Data items:

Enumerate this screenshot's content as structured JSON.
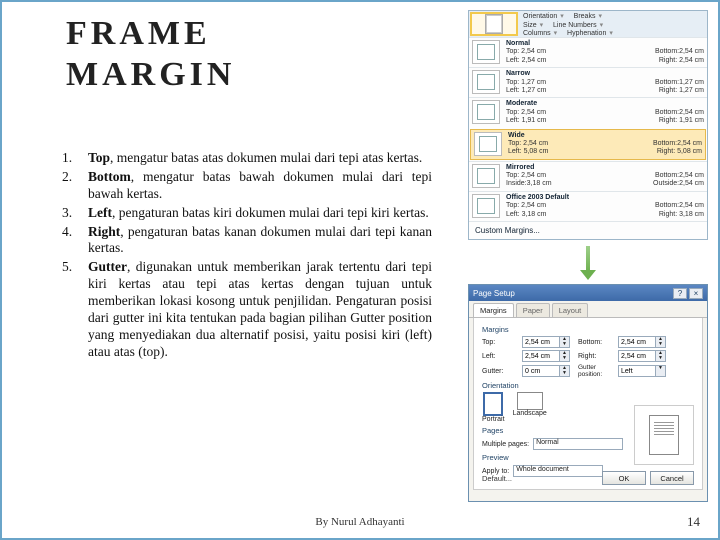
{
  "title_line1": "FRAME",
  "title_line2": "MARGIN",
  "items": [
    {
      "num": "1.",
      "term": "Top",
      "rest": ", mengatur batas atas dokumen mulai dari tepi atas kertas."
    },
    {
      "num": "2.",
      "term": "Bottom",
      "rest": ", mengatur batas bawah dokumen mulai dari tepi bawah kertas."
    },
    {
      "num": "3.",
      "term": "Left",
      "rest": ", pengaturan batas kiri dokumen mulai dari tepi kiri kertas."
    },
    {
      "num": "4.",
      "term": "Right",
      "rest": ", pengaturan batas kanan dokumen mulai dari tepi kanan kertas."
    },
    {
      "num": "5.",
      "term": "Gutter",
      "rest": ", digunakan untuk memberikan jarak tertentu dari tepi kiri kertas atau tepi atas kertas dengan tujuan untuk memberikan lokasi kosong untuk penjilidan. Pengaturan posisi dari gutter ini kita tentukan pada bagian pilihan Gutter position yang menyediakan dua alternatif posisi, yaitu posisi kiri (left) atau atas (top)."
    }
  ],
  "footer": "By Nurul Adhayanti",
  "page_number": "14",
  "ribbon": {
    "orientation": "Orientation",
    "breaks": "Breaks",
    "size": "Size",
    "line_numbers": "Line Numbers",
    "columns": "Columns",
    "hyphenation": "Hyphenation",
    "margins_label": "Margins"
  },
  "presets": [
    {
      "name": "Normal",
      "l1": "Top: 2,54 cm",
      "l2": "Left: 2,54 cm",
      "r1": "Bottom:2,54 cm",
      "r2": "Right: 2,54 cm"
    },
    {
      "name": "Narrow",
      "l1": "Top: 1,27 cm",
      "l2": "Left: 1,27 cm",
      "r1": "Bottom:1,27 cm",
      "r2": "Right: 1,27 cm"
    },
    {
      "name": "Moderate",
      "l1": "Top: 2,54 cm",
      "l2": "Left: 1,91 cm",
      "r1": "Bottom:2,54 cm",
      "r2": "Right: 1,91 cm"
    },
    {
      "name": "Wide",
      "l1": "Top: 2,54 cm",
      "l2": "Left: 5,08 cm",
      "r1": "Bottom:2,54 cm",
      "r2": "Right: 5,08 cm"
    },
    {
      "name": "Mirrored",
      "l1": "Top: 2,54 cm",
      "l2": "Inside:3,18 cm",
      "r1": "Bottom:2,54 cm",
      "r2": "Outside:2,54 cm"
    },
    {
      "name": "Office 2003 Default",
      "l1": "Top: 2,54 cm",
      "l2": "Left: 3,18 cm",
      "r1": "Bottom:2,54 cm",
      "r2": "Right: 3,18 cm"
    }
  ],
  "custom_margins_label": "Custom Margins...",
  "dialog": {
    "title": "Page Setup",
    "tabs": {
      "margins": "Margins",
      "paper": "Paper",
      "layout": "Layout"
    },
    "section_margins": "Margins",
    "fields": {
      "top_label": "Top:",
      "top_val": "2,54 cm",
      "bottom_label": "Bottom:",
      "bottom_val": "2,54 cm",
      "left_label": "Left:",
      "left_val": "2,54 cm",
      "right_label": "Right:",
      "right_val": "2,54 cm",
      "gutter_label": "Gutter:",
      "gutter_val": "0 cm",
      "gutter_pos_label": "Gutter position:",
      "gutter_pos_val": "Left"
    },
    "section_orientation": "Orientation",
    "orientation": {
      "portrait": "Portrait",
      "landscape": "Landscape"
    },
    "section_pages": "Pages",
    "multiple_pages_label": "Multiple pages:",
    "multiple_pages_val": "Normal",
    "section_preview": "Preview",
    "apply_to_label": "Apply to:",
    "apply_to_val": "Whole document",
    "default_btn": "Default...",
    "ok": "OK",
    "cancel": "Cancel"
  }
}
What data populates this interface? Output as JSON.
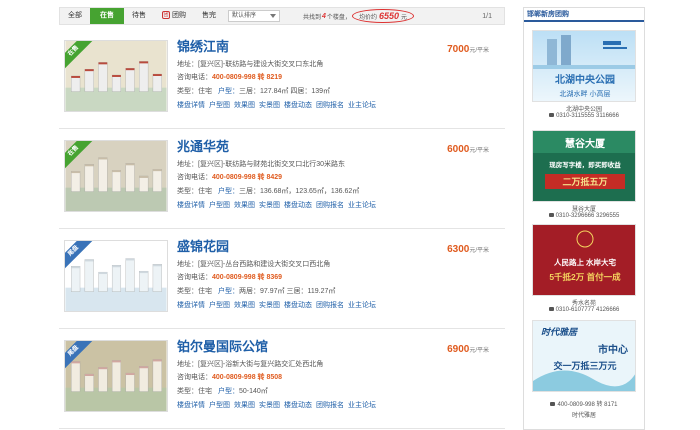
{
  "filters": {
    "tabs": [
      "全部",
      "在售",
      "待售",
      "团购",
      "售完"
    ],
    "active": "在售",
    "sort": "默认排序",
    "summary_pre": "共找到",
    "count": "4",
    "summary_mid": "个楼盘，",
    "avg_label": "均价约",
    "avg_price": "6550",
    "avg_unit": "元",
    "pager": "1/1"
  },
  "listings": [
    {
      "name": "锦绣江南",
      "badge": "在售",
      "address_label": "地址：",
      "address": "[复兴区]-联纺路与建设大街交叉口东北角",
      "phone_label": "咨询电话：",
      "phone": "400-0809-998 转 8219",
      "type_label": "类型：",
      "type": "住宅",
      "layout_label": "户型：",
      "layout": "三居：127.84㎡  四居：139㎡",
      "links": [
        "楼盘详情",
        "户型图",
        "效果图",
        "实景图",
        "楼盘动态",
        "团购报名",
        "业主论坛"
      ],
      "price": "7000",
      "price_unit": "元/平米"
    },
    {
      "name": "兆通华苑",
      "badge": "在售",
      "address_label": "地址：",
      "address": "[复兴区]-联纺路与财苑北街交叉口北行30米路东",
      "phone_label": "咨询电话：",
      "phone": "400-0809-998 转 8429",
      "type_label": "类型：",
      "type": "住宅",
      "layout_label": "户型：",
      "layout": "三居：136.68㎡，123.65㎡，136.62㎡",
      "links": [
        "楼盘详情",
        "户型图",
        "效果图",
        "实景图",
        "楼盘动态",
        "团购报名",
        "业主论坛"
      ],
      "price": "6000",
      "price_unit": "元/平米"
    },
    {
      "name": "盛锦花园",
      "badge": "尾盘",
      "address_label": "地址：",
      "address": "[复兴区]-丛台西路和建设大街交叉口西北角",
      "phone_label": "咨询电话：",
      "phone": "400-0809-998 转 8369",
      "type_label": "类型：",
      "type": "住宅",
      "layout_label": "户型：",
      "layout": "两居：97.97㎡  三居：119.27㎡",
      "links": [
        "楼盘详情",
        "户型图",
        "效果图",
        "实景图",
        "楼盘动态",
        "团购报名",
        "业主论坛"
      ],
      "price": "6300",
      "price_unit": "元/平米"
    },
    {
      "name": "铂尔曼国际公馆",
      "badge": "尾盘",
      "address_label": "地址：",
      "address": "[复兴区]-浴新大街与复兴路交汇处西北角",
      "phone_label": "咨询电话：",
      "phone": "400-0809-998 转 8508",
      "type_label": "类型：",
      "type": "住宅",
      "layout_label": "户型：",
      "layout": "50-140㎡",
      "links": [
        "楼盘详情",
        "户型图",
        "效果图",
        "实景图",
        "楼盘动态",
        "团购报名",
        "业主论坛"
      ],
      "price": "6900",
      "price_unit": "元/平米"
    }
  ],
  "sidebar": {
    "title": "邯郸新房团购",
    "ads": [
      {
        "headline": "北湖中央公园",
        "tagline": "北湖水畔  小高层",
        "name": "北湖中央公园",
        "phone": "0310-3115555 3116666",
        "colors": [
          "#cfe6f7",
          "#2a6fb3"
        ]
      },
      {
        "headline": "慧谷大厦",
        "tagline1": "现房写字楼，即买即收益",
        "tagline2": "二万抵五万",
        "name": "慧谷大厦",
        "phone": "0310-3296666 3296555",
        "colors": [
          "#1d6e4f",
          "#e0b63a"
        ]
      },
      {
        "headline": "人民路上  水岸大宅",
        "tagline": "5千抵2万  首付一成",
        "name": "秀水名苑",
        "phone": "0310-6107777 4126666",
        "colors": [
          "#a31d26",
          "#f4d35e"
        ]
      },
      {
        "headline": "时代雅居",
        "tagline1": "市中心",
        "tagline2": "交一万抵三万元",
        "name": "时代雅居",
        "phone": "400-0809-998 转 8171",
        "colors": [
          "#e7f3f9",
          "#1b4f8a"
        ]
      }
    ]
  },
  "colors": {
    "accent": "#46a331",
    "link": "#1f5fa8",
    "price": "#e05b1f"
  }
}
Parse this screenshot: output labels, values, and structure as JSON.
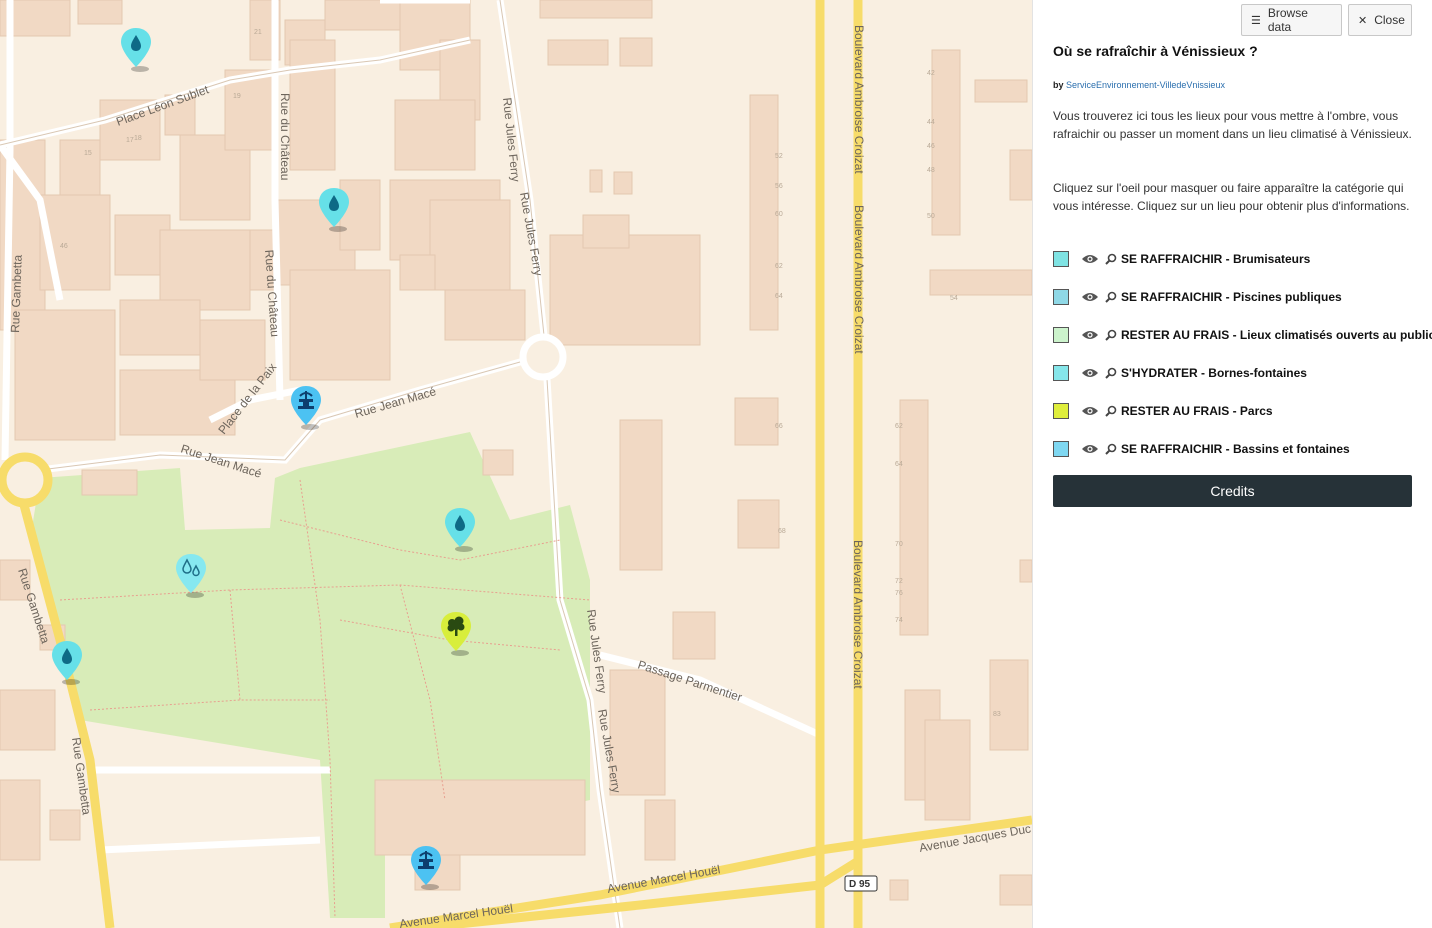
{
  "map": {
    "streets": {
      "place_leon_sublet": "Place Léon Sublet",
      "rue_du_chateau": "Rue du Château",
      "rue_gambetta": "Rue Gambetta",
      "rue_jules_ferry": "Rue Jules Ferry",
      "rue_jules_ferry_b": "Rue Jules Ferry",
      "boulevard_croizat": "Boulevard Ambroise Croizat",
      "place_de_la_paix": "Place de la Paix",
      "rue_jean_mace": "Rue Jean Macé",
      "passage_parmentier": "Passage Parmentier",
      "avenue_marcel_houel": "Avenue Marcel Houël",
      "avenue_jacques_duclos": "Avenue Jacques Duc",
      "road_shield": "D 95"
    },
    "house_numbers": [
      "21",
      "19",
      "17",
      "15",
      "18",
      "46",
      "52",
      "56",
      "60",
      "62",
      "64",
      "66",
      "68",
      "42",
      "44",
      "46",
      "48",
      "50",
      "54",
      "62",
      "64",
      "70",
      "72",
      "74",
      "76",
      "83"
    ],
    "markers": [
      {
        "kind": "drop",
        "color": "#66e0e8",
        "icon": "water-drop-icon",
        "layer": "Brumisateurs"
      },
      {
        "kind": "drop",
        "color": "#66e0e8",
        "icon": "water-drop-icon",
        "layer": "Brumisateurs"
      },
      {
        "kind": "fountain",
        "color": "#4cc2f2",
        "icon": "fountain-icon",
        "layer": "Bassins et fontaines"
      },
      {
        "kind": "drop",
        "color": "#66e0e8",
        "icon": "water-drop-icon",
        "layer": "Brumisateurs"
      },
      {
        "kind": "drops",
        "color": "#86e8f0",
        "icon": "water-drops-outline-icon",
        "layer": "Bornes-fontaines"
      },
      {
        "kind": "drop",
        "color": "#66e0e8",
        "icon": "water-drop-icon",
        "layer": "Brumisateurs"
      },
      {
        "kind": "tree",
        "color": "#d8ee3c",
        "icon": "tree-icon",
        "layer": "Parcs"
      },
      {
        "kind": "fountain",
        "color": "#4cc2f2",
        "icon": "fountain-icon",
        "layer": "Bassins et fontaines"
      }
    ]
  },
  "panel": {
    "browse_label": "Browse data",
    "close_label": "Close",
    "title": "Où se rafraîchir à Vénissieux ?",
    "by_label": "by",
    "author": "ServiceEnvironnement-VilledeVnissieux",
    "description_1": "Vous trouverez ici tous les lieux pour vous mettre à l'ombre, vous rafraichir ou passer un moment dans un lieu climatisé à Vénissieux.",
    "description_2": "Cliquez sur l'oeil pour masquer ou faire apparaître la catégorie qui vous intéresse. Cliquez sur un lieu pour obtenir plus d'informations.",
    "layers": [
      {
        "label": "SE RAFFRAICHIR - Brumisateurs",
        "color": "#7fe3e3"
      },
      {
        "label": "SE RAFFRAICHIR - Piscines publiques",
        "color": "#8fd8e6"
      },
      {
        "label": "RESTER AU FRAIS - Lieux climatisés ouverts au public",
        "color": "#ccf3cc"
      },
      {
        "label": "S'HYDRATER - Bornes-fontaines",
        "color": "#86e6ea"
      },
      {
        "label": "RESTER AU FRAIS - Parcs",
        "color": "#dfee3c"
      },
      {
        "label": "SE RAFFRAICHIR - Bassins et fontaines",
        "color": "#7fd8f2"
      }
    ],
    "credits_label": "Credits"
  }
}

◆ **TASK PROMPT**
Write out every line of the listing that holds the word "Default".

◆ **RESULT OF THE TASK**
      "name": "Office 2003 Default",
    "default_btn": "Default...",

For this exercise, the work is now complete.